• **Directions**
Extract all lines that hold "this" from the records below.

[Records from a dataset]
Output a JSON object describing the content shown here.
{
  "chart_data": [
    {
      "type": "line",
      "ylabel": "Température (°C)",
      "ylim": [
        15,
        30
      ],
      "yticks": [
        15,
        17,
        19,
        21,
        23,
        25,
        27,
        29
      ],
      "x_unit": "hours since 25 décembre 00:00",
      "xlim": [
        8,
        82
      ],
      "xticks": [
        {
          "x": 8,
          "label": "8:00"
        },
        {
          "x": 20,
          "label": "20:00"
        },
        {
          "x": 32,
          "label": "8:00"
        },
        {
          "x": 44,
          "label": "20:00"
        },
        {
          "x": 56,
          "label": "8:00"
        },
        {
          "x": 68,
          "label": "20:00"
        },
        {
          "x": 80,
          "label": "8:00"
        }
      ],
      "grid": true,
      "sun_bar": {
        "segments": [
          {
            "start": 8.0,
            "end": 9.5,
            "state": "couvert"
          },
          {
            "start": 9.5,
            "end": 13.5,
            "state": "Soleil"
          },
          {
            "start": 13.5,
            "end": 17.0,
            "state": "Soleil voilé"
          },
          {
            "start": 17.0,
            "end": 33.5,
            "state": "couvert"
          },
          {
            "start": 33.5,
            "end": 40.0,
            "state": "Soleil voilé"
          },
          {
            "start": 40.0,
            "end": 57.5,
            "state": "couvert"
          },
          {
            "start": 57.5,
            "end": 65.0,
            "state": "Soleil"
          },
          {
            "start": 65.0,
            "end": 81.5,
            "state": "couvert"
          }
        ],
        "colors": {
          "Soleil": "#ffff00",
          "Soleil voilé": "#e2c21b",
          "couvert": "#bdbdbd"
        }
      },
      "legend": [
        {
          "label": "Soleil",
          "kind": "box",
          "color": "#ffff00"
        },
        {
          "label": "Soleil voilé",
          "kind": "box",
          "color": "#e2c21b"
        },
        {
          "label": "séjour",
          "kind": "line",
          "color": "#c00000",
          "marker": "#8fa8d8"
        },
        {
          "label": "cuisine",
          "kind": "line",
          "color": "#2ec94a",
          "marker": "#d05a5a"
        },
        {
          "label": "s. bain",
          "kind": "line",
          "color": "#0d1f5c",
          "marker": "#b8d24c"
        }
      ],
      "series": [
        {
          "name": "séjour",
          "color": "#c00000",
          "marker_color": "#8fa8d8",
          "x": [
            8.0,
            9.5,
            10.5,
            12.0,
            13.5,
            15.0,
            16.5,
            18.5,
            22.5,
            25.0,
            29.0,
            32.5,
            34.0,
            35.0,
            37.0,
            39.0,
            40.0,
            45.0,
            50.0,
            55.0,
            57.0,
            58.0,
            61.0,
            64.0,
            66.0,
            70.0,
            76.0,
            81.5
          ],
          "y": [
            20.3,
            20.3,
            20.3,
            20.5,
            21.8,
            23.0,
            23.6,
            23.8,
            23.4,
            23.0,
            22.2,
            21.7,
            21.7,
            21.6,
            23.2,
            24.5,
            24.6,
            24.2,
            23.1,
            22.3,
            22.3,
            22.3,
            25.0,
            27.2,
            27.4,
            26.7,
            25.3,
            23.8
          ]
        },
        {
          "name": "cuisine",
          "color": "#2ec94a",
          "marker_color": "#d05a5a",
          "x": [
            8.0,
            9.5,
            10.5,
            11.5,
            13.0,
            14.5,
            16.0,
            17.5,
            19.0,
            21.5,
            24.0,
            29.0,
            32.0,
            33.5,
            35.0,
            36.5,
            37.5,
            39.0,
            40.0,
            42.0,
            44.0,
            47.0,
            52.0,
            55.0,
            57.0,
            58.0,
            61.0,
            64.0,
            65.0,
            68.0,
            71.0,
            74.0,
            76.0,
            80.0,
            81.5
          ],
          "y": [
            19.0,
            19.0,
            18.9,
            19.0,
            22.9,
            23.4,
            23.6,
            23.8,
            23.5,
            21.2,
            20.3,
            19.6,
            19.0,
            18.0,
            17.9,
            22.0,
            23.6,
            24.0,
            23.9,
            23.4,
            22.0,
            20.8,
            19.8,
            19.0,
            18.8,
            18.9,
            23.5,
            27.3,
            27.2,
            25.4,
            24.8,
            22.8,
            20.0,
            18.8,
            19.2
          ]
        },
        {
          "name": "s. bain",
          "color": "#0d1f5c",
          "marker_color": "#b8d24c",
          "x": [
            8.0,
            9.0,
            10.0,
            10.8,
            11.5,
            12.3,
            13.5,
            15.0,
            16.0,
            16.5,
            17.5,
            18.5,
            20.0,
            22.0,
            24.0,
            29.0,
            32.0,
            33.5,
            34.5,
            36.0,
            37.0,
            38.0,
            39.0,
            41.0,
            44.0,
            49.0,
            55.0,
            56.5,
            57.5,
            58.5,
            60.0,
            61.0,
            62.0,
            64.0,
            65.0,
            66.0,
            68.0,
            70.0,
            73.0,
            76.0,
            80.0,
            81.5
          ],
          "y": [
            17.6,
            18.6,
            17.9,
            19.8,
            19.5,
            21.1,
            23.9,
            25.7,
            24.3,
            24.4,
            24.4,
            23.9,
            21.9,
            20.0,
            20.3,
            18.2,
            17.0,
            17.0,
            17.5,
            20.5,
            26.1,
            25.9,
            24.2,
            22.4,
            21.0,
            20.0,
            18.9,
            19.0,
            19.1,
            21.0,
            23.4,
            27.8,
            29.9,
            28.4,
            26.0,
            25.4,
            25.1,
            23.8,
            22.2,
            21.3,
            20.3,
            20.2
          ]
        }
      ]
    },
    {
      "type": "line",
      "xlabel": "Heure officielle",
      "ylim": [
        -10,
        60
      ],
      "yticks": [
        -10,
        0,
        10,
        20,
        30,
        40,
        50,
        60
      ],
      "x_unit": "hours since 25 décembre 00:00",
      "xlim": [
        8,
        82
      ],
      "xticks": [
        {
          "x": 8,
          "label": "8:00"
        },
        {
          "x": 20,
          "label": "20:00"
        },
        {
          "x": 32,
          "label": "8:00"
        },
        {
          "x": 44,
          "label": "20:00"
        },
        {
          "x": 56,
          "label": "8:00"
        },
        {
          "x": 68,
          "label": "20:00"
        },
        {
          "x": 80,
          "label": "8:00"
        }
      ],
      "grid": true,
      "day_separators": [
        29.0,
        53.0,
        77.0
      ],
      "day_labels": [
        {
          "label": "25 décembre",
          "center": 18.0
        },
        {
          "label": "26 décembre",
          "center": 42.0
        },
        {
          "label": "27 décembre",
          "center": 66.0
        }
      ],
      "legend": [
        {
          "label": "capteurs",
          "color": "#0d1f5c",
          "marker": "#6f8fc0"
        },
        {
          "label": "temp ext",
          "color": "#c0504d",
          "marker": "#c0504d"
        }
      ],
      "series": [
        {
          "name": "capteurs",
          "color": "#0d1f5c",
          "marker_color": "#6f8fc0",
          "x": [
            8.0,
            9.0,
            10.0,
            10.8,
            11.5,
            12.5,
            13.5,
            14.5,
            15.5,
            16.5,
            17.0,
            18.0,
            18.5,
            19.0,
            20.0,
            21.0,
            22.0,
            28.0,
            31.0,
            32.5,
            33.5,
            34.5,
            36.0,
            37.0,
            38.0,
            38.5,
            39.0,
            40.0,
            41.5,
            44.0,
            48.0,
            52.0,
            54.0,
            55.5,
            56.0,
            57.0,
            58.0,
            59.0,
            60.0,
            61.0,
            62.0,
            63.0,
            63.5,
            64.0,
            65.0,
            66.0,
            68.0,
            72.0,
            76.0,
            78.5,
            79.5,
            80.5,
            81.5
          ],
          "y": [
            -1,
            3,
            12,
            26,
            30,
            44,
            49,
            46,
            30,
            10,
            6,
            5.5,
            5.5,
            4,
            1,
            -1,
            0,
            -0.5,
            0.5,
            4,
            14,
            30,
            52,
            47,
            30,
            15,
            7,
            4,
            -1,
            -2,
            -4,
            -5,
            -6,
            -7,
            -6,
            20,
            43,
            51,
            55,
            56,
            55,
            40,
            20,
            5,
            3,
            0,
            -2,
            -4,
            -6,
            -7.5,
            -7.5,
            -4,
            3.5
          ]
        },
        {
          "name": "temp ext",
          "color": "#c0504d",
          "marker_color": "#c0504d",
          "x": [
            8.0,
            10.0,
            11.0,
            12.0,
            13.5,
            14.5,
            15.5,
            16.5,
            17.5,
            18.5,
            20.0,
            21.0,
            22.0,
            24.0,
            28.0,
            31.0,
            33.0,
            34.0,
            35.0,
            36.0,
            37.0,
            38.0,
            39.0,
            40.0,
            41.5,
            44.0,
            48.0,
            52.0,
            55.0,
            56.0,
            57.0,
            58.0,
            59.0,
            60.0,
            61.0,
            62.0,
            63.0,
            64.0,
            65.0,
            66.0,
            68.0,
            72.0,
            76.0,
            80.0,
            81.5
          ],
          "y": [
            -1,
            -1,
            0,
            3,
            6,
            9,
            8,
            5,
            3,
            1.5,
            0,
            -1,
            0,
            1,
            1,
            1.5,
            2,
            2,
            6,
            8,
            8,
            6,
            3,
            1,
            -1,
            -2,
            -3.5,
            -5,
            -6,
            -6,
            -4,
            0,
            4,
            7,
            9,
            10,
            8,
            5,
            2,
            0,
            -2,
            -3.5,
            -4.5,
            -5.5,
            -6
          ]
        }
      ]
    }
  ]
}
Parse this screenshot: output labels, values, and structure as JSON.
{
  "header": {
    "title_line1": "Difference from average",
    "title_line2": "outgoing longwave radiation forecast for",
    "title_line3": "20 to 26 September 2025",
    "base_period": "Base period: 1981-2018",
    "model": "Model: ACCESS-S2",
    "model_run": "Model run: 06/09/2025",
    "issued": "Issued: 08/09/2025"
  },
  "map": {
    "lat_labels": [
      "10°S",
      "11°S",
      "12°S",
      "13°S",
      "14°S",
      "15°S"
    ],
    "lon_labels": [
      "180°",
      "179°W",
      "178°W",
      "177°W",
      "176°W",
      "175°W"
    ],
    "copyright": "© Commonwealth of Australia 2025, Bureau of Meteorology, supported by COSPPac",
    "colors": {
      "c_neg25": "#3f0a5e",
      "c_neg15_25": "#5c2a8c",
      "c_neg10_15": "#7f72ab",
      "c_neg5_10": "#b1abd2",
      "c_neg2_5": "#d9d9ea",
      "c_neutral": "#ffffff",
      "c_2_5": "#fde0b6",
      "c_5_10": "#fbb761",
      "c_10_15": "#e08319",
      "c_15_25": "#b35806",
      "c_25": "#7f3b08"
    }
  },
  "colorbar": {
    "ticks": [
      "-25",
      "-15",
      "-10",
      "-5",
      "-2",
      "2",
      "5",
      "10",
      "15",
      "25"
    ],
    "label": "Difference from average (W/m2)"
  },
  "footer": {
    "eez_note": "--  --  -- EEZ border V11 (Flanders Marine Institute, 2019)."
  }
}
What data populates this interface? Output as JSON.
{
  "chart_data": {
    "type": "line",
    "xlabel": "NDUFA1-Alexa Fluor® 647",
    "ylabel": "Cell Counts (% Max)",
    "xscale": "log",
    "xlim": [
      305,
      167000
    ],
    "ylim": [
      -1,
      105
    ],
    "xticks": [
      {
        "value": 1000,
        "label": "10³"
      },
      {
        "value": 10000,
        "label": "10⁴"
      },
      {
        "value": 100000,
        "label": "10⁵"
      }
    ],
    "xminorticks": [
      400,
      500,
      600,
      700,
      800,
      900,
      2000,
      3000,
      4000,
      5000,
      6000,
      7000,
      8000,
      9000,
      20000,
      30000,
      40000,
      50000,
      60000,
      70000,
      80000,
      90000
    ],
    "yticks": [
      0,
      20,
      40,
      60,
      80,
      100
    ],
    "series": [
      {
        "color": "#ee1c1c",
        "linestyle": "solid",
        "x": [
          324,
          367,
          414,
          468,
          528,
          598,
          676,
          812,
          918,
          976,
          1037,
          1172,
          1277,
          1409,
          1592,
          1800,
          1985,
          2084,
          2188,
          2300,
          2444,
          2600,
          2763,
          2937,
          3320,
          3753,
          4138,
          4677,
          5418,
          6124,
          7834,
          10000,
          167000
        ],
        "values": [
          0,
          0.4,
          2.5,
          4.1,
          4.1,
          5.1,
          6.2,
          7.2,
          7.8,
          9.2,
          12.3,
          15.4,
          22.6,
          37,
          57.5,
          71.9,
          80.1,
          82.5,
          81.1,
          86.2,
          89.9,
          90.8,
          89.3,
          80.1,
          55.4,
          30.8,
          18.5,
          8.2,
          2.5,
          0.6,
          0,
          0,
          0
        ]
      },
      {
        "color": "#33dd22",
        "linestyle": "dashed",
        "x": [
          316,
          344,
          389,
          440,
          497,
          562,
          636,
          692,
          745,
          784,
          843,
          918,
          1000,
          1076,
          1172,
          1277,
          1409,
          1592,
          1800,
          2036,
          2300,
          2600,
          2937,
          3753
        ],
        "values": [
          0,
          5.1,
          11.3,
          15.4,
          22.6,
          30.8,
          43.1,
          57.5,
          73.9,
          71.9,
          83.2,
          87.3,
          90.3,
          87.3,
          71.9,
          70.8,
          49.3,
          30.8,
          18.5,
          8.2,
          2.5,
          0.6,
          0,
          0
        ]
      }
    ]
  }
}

• **Task output**
Parse this screenshot: output labels, values, and structure as JSON.
What data populates this interface? Output as JSON.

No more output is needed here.